**Problems to work on:**
1. According to the real estate post, since what year has the writer worked in real estate?
2. Quote the real estate post from "Category: Jobs, Work, Careers" up to and including "to work with.".

**Text:**
•••••

Category: Jobs, Work, Careers
We have a seller who has reduced his price. He had an accident and wishes to unload the property asap. It is always difficult to give advice in situations such as this and is evenmore so in the current economic conditions. Though making a quick buck is nice, usually I prefer to have more time and do the job right, getting as much for the seller as the market will bear. What is my usual advice? I use the words "fire sale price". That makes them stop and think about how urgent their need is and also connotes what may be necessary to get a sale in the time frame that they want.  It is especially frustrating when they want top price AND a quick sale. I am given nothing to work with.

In the current case, the property has been for sale , off and on, mostly on, for quite a while. The price has always been a bit too high. He will ask my recommendation. I will tell him the most that I think he can get for it, in a best-case scenario, and then he will price it a few thousand higher. Meanwhile, he has slowly been working on a complete rehab of the home. Not the way I would want to see it done; he has his own ideas. This is an old home and I prefer to see them restored rather than modernized. The thought here is that nearly everyone likes a properly restored old home but one that's been just remodeled (modernized) will turn off the old home folks. So what was done? First, he removed the back section to the home, saying that it was unfixable. I didn't think so, but, to be fair, I did not study it like he did. The amputation changed the home from larger to modest sized and most of my customers like old homes, and the larger, the better. Secondly, he changed the upstairs from a boring 4 modest-sized rooms circling around a hallway to the same rooms but with cathedral ceilings, hardly appropriate for an eyebrow colonial. They are almost as high as they are wide. With out brutal winters here, cathedral ceilings are not sought-after either among folks who like to cut heating costs. The home has been remodeled in the past, so not too many of the old features were left. What were left are gone now, however.

But it is definitely nicer than it was and although it is not what I would have recomended, it  is a signifacant improvement and will be easier to sell than it was when he bought it.  I have noticed that the people from Romantic backgrounds (Italian, Hispanic, etc.) are more apt to do away with old features and make something old look more modern. Yes, the owner fits in that pattern.  Meanwhile, the seller has had an accident, was seriously injured, and will remain disabled as a result. He lost his job along the way. He wants it gone.  My advice to him is below.

   "Honestly, in this market, I don't know. That is not to say I don't have intelligent guesses. I have been in real estate since 1981 and have seen lots of ups and downs. This one seems very different. The people that I see the most of are expecting to get something either for little or nothing or else they have little or nothing to put down. In the past, when the stock market has been down, I have seen a better quality of customer emerge, folks with money who don't want it in stocks. Not this time.

•••••

**Data shown:**
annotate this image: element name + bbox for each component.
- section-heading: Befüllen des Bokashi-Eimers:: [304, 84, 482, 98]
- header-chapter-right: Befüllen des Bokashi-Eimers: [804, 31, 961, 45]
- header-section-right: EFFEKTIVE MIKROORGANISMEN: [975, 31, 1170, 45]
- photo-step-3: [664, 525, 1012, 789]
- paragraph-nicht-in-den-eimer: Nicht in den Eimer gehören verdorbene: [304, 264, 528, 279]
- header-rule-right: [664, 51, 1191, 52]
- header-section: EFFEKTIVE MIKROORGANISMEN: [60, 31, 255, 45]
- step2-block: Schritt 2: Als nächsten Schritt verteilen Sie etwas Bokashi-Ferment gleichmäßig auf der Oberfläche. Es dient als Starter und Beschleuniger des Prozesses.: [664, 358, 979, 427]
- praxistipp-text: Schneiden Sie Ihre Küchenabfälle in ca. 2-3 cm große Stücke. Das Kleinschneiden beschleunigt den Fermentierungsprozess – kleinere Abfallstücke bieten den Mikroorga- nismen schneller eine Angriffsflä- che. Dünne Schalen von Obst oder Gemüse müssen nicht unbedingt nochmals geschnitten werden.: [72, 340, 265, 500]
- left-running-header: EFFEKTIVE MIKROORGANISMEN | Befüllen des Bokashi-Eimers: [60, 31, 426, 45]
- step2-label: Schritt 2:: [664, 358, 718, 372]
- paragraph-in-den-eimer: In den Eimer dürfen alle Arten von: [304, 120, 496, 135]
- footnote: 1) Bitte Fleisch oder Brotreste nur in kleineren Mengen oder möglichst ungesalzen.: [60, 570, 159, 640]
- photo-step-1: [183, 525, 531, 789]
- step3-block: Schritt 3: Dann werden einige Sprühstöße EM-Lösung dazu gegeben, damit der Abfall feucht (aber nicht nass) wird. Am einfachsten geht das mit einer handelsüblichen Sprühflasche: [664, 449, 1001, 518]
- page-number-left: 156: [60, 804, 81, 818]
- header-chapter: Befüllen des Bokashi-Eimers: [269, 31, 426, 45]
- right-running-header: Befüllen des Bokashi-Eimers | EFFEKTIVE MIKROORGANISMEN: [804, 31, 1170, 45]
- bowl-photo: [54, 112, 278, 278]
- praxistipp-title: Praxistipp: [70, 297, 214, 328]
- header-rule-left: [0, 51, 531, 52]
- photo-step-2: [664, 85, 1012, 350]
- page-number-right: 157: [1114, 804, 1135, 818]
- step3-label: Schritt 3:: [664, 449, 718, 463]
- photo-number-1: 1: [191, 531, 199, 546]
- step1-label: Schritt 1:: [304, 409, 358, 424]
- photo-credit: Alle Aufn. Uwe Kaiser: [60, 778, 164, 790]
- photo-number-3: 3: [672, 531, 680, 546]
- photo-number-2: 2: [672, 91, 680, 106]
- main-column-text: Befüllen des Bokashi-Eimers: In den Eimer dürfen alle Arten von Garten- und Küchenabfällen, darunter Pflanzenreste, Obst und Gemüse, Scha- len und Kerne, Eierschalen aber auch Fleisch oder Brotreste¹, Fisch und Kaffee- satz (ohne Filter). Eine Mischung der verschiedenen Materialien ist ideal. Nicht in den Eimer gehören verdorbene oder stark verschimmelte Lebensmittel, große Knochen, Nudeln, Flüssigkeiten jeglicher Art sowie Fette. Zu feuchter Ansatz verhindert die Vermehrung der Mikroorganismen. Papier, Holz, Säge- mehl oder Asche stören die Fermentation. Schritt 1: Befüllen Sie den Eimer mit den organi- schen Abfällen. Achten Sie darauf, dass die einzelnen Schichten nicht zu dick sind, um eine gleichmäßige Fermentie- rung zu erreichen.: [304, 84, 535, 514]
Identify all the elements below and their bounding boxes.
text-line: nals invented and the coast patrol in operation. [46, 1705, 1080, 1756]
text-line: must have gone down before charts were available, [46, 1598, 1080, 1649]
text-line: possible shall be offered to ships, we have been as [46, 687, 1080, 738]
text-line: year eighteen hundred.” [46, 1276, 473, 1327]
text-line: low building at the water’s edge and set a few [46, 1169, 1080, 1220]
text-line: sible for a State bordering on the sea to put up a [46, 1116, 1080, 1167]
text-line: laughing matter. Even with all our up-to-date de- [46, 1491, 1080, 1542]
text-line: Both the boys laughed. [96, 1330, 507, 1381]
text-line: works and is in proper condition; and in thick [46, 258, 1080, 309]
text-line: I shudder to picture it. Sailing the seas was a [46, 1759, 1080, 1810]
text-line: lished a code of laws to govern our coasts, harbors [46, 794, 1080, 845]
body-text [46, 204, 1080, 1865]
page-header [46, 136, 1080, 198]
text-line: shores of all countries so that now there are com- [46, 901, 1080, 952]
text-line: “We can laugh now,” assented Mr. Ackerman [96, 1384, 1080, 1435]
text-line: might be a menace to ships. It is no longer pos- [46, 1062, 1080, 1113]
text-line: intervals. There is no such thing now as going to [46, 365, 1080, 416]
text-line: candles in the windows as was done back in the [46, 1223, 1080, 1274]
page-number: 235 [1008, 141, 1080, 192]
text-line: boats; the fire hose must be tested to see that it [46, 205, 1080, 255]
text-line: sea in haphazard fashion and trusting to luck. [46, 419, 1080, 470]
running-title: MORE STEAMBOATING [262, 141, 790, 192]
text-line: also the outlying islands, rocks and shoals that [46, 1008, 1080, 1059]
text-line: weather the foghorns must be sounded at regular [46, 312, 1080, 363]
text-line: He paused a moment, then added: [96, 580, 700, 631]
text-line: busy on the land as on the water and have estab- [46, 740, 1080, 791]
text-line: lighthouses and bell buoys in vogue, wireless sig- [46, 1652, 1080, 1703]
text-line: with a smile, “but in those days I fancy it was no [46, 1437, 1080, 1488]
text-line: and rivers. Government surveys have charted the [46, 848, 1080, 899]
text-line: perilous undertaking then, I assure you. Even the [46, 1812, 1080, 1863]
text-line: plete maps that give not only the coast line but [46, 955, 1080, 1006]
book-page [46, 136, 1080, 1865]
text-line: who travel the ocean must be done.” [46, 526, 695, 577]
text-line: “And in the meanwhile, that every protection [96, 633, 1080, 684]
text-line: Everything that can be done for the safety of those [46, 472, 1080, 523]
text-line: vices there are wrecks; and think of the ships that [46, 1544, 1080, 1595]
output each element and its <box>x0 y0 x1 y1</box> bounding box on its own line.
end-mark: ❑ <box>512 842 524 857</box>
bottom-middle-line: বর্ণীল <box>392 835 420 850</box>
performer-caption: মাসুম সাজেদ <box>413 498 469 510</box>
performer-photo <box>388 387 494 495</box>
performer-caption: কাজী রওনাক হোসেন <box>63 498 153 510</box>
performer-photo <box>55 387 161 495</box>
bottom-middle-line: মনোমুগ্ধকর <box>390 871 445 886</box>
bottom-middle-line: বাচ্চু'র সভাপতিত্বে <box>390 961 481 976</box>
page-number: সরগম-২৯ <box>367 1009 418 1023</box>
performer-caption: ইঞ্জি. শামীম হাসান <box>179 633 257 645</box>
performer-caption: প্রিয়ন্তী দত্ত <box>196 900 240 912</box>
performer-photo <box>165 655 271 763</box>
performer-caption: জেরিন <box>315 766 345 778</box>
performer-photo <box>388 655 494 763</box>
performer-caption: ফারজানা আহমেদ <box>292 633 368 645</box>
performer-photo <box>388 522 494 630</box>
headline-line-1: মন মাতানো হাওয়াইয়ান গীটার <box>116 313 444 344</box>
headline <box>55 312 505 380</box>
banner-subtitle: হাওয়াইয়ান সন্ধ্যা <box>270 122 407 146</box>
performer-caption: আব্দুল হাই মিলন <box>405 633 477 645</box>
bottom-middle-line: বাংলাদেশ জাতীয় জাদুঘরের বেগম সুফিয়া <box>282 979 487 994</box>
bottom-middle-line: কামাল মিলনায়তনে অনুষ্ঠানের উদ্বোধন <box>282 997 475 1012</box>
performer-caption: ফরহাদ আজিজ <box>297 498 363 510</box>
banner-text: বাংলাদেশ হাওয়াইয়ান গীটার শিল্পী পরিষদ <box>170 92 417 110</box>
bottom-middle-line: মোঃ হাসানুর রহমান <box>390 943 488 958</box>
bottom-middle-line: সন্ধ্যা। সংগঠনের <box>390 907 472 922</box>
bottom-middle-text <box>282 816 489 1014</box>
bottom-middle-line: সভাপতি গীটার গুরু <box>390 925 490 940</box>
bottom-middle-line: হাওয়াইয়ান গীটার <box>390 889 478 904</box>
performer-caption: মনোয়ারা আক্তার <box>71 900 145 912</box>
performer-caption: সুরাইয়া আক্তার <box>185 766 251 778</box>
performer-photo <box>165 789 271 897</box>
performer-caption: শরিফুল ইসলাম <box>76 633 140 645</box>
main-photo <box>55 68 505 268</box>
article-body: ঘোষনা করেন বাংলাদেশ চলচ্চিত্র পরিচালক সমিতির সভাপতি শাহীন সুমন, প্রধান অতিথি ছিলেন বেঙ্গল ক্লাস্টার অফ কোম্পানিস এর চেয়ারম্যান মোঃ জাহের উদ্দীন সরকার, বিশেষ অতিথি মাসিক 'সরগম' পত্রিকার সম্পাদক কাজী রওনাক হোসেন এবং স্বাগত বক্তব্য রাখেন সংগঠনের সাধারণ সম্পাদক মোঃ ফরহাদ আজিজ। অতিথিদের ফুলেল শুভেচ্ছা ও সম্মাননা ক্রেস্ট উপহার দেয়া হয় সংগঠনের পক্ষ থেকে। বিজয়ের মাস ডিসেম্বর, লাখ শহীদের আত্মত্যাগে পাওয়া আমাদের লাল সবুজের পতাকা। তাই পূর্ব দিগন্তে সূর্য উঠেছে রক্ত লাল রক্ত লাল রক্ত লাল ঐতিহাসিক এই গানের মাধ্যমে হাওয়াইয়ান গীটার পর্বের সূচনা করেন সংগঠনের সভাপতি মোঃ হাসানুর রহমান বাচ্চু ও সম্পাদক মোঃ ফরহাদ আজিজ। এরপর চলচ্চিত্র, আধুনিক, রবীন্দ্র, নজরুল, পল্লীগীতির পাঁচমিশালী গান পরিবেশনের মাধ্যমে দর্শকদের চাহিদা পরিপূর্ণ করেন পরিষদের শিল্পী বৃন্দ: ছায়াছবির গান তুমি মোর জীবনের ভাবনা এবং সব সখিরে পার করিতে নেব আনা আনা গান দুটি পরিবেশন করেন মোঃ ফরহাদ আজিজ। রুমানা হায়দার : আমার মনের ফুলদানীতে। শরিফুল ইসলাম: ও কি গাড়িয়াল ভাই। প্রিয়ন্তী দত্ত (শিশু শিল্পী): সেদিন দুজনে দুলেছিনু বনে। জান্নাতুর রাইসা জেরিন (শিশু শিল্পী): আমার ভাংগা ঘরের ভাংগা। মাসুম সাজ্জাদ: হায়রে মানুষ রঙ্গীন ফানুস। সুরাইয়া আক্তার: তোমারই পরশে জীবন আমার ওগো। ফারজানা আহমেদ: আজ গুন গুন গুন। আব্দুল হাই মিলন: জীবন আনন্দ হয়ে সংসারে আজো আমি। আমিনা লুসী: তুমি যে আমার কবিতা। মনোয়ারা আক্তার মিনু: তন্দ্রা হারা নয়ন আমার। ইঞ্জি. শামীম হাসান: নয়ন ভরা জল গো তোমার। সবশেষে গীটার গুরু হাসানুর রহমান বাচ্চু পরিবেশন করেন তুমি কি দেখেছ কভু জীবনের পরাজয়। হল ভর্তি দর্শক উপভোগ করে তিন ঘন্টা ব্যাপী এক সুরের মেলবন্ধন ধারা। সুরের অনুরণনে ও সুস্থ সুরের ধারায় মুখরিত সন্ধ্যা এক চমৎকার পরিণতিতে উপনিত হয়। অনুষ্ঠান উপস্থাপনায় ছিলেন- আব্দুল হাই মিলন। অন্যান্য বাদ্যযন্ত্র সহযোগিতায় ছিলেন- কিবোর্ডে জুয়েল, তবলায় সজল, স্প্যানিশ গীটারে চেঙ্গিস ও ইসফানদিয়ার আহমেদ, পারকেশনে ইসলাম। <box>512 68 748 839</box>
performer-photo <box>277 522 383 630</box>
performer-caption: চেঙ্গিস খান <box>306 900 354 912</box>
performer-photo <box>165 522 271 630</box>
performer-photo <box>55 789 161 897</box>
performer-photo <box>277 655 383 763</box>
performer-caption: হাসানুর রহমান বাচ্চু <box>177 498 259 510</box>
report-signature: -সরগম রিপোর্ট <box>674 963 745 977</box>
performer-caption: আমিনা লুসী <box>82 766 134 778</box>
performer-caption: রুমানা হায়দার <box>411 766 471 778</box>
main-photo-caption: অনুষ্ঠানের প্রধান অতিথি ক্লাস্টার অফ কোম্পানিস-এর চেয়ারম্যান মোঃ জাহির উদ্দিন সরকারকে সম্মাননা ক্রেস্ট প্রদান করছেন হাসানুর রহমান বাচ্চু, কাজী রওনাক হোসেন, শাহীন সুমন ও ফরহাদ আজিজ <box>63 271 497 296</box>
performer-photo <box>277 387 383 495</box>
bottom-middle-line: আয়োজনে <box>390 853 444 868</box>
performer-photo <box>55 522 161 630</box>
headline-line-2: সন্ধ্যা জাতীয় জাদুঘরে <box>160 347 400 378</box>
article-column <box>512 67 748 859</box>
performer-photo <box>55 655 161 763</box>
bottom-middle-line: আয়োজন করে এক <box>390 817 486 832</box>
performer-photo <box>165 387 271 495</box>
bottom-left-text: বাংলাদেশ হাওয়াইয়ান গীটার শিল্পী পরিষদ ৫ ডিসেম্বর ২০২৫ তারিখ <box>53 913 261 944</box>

•••••

**Solutions below:**
1. Since 1981.

2.
Category: Jobs, Work, Careers
We have a seller who has reduced his price. He had an accident and wishes to unload the property asap. It is always difficult to give advice in situations such as this and is evenmore so in the current economic conditions. Though making a quick buck is nice, usually I prefer to have more time and do the job right, getting as much for the seller as the market will bear. What is my usual advice? I use the words "fire sale price". That makes them stop and think about how urgent their need is and also connotes what may be necessary to get a sale in the time frame that they want.  It is especially frustrating when they want top price AND a quick sale. I am given nothing to work with.